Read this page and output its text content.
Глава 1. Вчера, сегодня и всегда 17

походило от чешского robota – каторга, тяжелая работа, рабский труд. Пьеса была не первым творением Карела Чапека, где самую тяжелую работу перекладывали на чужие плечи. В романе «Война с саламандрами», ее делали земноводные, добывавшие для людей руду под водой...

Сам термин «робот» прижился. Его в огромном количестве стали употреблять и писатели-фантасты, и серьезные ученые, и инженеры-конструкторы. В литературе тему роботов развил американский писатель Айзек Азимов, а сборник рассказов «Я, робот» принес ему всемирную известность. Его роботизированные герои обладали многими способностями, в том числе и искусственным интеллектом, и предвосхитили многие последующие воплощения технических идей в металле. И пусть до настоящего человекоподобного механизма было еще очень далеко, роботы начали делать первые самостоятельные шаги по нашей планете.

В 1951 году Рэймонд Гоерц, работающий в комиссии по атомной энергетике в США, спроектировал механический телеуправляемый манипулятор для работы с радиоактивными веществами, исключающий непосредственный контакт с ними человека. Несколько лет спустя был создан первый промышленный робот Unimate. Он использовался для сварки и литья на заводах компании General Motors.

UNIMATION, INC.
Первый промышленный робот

--*--

THE REQUEST:
Show each line in the entries that holds the string "промышленный".

SOLUTION:
В 1951 году Рэймонд Гоерц, работающий в комиссии по атомной энергетике в США, спроектировал механический телеуправляемый манипулятор для работы с радиоактивными веществами, исключающий непосредственный контакт с ними человека. Несколько лет спустя был создан первый промышленный робот Unimate. Он использовался для сварки и литья на заводах компании General Motors.
Первый промышленный робот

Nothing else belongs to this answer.